## Start Given entries

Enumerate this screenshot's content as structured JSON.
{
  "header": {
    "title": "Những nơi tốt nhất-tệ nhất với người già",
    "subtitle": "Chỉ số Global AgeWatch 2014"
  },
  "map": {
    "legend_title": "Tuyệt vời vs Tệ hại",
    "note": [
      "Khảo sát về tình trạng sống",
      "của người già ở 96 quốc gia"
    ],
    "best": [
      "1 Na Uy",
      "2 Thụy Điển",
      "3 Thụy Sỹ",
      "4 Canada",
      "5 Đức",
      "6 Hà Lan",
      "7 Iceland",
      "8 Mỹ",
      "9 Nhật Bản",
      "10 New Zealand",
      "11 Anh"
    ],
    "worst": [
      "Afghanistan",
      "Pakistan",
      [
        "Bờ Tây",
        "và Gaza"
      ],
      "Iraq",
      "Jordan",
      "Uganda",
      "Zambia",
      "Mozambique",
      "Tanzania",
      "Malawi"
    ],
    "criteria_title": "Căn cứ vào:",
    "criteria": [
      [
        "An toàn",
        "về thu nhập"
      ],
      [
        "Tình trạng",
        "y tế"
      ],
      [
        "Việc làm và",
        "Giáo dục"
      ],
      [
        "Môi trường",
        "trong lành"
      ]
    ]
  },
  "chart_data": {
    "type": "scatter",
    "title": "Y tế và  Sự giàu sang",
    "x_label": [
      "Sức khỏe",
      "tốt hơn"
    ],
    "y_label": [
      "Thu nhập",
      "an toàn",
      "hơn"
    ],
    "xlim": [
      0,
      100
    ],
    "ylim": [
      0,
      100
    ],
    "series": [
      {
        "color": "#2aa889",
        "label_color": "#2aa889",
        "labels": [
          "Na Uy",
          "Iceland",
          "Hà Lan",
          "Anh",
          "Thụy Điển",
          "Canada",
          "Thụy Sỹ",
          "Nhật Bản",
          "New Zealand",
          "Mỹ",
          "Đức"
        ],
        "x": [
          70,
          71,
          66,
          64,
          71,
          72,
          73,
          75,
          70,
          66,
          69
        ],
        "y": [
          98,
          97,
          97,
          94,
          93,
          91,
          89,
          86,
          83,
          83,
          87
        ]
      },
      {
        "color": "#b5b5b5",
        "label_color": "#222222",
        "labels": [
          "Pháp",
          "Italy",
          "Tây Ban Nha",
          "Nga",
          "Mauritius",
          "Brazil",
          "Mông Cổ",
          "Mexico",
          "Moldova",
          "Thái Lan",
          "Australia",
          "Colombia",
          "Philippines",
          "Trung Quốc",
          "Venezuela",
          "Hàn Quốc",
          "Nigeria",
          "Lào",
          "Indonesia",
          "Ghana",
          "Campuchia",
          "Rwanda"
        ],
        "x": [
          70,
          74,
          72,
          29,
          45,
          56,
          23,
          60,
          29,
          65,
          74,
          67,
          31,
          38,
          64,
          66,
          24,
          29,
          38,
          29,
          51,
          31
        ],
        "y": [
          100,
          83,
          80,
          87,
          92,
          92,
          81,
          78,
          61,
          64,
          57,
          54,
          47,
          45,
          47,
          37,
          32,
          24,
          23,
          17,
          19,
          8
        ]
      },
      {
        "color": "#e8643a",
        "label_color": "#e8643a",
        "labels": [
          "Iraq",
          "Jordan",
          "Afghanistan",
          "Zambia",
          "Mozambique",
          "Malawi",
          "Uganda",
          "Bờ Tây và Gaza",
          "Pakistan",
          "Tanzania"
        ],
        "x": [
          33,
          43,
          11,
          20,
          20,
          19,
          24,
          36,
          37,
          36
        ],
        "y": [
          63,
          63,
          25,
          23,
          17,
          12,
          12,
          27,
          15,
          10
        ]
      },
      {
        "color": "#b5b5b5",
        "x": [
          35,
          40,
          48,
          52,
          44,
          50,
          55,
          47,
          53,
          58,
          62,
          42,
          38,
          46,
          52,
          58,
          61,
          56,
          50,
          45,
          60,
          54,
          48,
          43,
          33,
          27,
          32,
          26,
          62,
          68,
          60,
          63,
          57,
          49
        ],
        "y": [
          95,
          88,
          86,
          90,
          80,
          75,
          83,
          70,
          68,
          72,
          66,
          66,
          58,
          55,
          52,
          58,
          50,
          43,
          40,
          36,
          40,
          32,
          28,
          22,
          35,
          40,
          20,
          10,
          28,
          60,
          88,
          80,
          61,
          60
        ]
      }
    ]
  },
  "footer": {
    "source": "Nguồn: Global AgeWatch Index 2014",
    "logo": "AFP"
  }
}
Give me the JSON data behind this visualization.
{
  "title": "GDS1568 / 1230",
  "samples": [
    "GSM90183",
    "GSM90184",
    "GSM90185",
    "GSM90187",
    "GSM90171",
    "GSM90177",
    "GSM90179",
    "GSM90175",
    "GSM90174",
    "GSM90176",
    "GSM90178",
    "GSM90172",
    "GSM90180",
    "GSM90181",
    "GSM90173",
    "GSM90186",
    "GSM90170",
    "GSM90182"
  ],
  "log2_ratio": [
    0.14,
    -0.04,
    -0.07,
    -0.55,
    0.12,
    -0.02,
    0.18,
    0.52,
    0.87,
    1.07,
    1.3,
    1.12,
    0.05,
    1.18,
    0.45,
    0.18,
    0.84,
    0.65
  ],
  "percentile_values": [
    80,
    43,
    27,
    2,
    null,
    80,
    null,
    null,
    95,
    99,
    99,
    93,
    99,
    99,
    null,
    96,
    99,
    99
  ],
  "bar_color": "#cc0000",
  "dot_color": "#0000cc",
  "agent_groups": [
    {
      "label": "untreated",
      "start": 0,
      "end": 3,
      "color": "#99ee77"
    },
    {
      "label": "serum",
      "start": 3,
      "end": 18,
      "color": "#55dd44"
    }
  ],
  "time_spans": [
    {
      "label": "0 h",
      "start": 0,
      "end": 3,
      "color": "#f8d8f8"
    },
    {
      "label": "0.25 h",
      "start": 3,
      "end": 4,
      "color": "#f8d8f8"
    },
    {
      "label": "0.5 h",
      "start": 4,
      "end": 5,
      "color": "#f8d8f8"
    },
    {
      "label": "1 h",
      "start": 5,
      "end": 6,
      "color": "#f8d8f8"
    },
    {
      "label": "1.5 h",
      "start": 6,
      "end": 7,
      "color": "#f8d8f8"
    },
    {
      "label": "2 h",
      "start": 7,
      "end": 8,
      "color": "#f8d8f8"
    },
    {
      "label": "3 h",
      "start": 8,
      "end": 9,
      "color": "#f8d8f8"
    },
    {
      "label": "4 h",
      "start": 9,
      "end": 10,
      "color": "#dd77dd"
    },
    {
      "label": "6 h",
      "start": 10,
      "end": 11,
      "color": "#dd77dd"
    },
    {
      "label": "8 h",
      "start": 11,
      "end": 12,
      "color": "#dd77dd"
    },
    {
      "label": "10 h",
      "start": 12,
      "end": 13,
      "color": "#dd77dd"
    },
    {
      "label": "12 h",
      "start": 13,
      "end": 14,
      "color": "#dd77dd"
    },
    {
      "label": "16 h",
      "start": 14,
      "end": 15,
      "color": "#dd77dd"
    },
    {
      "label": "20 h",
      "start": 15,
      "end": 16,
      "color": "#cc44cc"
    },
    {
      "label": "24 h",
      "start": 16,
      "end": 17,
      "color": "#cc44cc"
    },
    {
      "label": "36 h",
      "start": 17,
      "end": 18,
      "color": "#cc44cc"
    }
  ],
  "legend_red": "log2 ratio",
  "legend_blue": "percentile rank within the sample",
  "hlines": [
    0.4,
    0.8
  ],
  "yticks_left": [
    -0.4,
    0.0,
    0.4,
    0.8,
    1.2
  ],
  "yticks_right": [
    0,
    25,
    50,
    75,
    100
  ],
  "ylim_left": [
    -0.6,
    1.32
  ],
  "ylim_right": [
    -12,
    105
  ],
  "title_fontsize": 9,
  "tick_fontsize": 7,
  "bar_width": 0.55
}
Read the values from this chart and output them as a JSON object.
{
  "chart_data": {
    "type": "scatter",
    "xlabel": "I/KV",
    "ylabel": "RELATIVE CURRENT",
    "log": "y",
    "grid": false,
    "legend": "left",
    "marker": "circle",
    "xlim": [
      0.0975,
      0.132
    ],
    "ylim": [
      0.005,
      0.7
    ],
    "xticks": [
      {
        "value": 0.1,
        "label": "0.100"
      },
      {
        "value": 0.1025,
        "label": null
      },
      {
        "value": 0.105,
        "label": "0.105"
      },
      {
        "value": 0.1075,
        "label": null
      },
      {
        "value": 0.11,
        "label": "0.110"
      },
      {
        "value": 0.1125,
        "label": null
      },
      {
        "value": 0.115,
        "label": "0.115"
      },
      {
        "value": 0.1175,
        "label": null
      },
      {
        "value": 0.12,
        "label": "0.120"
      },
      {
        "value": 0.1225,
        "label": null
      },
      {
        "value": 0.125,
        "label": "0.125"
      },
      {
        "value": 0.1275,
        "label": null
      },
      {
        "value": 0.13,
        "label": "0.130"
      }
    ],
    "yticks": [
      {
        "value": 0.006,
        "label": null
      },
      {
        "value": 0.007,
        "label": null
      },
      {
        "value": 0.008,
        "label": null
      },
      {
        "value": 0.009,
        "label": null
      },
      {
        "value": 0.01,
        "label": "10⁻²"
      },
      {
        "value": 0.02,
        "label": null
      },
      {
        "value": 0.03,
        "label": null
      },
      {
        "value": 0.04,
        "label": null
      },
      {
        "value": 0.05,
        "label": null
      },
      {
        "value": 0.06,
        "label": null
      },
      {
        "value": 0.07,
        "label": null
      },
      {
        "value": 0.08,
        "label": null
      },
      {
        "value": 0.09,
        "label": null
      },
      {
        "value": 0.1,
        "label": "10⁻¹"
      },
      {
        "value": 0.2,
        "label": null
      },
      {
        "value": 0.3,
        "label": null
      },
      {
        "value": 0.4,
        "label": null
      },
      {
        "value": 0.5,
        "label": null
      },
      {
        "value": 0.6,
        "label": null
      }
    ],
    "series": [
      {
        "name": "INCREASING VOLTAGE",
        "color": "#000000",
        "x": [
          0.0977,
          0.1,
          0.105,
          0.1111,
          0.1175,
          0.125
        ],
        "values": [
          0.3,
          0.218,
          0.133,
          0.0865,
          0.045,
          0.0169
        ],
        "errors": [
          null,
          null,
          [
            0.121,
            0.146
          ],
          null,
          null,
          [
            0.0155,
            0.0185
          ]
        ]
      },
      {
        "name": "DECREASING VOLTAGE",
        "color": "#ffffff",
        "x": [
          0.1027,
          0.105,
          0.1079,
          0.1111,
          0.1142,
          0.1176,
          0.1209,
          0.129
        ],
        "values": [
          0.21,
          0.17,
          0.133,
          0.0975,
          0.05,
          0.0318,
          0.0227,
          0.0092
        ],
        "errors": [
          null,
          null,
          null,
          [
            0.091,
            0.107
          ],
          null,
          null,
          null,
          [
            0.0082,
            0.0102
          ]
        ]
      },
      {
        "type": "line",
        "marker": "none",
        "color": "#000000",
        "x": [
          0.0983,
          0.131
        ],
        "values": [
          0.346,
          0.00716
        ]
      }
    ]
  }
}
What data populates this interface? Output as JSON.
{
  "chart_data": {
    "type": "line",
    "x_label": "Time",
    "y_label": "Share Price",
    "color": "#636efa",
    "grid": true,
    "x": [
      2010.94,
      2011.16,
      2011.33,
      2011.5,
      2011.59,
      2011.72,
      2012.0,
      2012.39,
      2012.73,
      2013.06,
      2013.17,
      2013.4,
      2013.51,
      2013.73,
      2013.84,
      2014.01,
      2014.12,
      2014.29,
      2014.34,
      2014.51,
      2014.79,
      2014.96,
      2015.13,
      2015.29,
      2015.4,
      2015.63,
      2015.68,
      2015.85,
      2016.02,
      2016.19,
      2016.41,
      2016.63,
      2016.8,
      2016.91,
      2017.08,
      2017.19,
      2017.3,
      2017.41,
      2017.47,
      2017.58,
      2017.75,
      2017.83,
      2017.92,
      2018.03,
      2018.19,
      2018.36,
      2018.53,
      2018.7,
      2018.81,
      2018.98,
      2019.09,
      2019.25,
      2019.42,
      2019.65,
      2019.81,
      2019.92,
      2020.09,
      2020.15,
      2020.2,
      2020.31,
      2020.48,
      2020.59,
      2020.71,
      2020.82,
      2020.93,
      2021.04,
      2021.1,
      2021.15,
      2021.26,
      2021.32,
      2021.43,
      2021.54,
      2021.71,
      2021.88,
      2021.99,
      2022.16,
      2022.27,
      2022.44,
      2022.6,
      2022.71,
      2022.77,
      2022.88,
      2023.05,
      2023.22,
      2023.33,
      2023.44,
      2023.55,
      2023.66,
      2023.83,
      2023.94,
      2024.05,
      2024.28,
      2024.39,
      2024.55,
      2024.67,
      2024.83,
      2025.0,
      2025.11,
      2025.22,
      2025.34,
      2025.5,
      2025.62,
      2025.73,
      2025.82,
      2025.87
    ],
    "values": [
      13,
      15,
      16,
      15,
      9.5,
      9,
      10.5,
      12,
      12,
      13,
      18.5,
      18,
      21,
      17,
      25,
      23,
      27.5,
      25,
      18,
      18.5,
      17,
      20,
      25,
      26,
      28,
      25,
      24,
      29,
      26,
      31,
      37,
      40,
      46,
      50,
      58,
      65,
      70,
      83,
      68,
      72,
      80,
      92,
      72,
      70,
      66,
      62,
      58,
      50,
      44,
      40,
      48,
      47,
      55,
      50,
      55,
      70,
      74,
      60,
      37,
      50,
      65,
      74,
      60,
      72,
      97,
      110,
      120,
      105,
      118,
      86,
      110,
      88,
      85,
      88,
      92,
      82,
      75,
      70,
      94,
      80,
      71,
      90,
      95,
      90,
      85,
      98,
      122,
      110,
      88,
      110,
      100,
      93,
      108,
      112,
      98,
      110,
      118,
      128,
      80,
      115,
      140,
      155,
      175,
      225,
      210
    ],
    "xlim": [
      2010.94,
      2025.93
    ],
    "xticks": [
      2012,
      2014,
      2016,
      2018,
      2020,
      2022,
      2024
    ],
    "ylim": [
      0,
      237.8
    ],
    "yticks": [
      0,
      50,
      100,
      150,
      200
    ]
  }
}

## End Given entries

◆ **Task goal**
Pick out lines containing the word "this", each one as written.

◆ **Written answer**
Enumerate this screenshot's content as structured JSON.
Give me the JSON data behind this visualization.
Read the values from this chart and output them as a JSON object.
What data populates this interface? Output as JSON.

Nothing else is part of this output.